▶ **Given instruction**
Every entry below should be transcribed exactly; pictures stay out of the copy.

— begin —

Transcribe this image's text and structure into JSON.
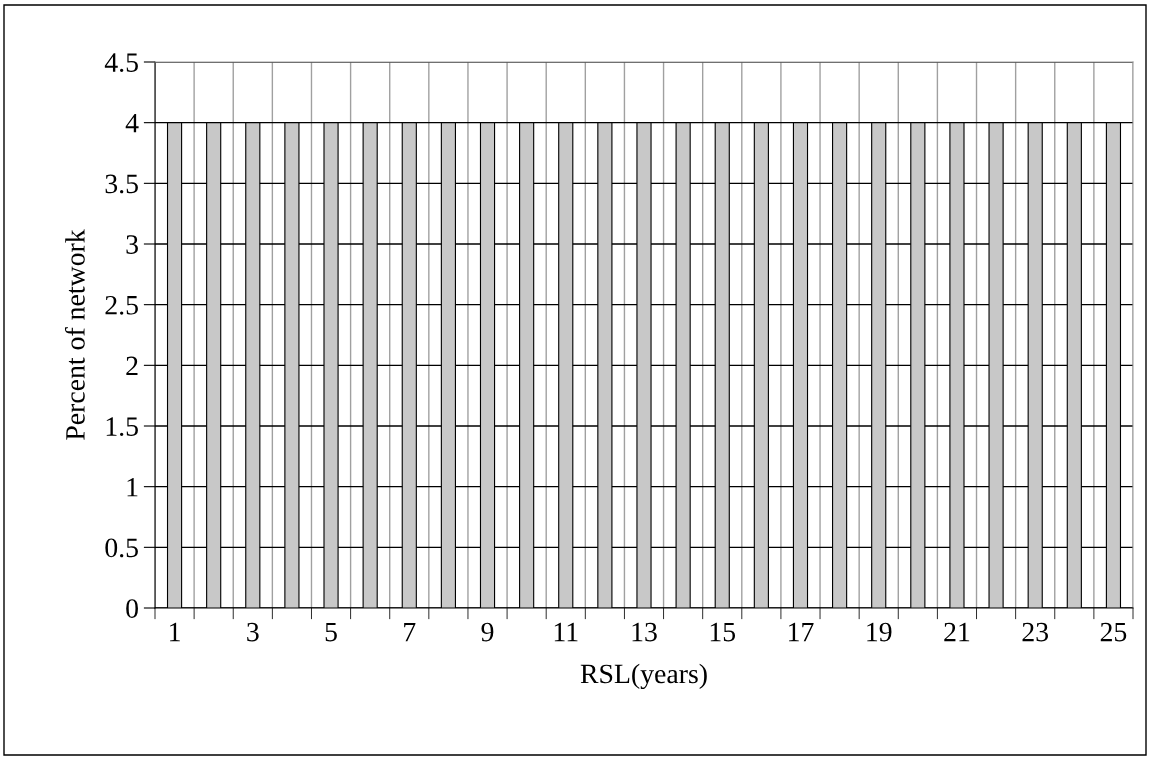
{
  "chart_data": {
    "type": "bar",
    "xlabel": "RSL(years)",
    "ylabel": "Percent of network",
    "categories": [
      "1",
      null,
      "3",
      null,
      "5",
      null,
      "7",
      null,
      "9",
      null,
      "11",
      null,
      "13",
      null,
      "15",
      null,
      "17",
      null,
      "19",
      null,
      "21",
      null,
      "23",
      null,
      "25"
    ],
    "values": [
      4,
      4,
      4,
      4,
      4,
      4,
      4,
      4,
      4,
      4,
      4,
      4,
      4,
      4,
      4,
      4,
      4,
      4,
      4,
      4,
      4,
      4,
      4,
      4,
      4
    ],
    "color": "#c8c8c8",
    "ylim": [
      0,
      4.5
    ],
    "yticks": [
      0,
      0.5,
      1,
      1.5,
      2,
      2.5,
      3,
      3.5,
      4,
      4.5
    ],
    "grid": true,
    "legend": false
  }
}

— end —

▶ **Result for this task**
Transcribe this image's text and structure into JSON.
{
  "chart_data": {
    "type": "bar",
    "xlabel": "RSL(years)",
    "ylabel": "Percent of network",
    "categories": [
      "1",
      null,
      "3",
      null,
      "5",
      null,
      "7",
      null,
      "9",
      null,
      "11",
      null,
      "13",
      null,
      "15",
      null,
      "17",
      null,
      "19",
      null,
      "21",
      null,
      "23",
      null,
      "25"
    ],
    "values": [
      4,
      4,
      4,
      4,
      4,
      4,
      4,
      4,
      4,
      4,
      4,
      4,
      4,
      4,
      4,
      4,
      4,
      4,
      4,
      4,
      4,
      4,
      4,
      4,
      4
    ],
    "color": "#c8c8c8",
    "ylim": [
      0,
      4.5
    ],
    "yticks": [
      0,
      0.5,
      1,
      1.5,
      2,
      2.5,
      3,
      3.5,
      4,
      4.5
    ],
    "grid": true,
    "legend": false
  }
}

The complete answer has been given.